(Stored data)
=====

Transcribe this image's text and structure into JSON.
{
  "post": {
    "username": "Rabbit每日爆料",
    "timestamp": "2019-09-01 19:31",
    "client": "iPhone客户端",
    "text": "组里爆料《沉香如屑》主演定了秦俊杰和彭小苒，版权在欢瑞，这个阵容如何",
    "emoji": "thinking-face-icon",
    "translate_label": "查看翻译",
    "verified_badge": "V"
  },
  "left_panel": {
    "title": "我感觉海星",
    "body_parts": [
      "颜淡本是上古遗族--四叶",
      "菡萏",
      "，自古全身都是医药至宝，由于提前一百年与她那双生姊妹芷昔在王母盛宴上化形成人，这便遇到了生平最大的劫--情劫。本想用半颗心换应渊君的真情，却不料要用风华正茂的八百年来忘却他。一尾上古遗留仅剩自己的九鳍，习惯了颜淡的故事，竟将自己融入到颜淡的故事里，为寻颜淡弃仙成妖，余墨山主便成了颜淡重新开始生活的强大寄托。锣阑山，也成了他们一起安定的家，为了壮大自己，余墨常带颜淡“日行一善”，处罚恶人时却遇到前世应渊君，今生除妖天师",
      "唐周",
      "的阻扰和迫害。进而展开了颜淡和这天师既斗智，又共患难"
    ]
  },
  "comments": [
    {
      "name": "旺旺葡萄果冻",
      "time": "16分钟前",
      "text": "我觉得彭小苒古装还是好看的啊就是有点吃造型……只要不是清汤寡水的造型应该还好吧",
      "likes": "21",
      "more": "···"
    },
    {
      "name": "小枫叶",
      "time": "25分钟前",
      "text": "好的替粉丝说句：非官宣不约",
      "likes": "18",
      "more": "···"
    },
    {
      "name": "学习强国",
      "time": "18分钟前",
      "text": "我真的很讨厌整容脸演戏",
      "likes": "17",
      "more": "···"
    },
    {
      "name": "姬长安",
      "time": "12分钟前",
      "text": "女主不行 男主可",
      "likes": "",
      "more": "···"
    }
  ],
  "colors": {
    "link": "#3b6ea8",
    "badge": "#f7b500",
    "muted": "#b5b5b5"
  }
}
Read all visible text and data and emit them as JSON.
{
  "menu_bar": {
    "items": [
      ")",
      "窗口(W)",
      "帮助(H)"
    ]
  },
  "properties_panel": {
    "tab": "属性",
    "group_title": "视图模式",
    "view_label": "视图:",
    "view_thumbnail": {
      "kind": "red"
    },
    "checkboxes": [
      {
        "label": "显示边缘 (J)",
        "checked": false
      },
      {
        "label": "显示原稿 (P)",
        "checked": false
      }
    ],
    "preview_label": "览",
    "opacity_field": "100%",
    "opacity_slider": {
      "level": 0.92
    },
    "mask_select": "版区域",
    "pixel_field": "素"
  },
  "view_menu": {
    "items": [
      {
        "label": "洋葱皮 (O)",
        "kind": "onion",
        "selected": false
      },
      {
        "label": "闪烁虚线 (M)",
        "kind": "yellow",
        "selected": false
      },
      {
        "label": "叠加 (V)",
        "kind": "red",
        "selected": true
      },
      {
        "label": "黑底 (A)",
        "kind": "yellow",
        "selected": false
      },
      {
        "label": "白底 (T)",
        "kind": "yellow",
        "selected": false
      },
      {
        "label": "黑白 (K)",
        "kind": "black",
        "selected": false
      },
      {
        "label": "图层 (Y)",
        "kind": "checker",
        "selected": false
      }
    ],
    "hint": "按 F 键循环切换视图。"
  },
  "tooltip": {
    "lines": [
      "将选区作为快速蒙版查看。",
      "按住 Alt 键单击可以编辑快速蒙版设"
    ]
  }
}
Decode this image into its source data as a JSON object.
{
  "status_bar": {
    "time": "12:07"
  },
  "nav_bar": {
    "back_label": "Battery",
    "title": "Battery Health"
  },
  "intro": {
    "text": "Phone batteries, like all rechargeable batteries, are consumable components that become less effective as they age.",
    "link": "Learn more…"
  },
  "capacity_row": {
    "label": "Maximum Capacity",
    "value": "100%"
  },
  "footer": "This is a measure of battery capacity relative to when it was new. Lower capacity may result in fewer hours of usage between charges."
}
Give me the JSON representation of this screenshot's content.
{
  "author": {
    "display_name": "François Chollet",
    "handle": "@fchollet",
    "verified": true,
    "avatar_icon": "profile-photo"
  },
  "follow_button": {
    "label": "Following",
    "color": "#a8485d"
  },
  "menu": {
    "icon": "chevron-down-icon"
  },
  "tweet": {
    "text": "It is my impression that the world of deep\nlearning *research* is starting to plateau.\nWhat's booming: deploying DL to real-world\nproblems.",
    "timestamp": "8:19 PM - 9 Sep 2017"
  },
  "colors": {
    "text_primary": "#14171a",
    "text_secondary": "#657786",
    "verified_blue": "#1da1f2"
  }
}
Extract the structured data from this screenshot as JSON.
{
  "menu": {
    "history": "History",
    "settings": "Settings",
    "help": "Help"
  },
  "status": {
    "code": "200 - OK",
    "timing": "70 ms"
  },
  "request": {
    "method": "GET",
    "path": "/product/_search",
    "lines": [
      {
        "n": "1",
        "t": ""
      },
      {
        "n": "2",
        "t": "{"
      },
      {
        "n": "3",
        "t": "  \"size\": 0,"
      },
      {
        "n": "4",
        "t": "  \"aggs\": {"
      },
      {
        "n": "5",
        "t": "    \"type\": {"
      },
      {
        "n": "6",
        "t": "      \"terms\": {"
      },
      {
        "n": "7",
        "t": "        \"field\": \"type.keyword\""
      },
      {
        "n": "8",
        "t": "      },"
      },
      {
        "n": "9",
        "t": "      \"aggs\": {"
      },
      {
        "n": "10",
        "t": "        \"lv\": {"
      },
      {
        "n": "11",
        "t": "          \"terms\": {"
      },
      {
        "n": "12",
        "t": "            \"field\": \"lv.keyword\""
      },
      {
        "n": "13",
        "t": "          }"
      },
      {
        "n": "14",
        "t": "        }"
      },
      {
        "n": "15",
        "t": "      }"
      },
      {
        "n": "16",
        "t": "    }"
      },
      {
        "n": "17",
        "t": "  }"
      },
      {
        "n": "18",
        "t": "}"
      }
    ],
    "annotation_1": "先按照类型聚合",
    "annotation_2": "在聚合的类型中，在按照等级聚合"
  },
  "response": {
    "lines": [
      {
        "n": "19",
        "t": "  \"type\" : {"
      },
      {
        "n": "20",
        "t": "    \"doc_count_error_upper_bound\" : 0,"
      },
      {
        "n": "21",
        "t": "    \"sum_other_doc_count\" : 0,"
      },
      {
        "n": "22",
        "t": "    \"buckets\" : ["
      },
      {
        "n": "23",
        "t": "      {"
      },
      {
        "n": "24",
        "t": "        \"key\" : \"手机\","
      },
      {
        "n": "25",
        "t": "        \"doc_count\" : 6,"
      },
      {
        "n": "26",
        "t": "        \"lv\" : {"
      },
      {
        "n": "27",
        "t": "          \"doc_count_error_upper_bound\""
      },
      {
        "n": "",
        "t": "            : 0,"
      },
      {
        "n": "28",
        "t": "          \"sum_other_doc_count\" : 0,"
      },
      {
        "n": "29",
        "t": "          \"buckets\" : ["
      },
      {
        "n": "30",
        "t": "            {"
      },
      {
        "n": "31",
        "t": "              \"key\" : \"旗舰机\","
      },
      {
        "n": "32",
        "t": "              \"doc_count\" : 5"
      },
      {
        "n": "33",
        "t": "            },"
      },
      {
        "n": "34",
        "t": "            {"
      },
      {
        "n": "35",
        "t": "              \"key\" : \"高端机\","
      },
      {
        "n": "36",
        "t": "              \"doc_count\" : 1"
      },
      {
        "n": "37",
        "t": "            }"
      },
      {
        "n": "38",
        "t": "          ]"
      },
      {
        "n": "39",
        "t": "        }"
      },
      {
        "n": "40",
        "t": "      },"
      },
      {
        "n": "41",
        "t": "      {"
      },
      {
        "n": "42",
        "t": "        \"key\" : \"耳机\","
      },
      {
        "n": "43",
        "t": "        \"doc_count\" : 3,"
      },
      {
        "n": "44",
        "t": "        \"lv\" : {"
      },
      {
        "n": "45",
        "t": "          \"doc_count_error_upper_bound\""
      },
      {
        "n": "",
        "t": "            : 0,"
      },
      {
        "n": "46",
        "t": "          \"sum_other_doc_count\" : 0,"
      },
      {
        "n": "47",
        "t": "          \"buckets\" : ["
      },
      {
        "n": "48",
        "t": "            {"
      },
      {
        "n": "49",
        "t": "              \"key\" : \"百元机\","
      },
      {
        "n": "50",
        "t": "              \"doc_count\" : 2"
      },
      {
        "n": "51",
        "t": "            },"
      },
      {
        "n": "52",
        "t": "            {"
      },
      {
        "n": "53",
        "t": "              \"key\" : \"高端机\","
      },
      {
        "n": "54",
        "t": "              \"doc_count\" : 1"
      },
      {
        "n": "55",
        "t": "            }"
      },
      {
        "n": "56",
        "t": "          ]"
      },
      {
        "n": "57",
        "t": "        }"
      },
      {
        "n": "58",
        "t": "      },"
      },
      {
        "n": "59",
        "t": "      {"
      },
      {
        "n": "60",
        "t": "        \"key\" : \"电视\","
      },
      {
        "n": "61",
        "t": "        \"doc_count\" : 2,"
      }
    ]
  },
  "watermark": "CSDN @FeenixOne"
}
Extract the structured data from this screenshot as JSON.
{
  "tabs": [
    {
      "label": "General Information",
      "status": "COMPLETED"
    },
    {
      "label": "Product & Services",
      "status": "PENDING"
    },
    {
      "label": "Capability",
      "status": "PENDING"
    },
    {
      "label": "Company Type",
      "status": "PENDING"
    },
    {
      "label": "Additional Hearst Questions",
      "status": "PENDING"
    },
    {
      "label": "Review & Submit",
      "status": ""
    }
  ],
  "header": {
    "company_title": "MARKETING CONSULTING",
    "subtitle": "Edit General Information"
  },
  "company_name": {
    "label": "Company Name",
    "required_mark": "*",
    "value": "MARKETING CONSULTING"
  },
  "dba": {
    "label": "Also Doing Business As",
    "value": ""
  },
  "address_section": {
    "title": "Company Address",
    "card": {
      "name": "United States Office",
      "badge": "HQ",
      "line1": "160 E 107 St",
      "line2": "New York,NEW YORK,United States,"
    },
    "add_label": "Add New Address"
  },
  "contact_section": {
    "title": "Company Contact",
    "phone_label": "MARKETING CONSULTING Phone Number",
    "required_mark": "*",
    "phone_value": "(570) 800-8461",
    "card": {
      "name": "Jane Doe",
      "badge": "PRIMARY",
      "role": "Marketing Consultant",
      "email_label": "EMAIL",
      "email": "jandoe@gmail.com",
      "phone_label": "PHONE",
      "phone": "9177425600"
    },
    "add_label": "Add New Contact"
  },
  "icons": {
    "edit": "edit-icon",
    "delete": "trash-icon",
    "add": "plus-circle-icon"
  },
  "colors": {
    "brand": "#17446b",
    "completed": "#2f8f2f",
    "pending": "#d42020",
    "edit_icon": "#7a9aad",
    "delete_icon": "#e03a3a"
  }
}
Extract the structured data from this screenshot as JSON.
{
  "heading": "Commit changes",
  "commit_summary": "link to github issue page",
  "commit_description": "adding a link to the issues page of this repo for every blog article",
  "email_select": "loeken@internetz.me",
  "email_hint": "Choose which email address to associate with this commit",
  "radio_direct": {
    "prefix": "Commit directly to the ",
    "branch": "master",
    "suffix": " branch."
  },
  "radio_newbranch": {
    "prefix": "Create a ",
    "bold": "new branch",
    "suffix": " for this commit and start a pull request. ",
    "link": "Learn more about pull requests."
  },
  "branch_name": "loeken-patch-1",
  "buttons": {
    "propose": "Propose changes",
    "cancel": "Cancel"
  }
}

=====

Show every line from the listing above in which the string "link" appears.

[Task response]:
    "link": "#3b6ea8",
    "link": "Learn more…"
  "commit_summary": "link to github issue page",
  "commit_description": "adding a link to the issues page of this repo for every blog article",
    "link": "Learn more about pull requests."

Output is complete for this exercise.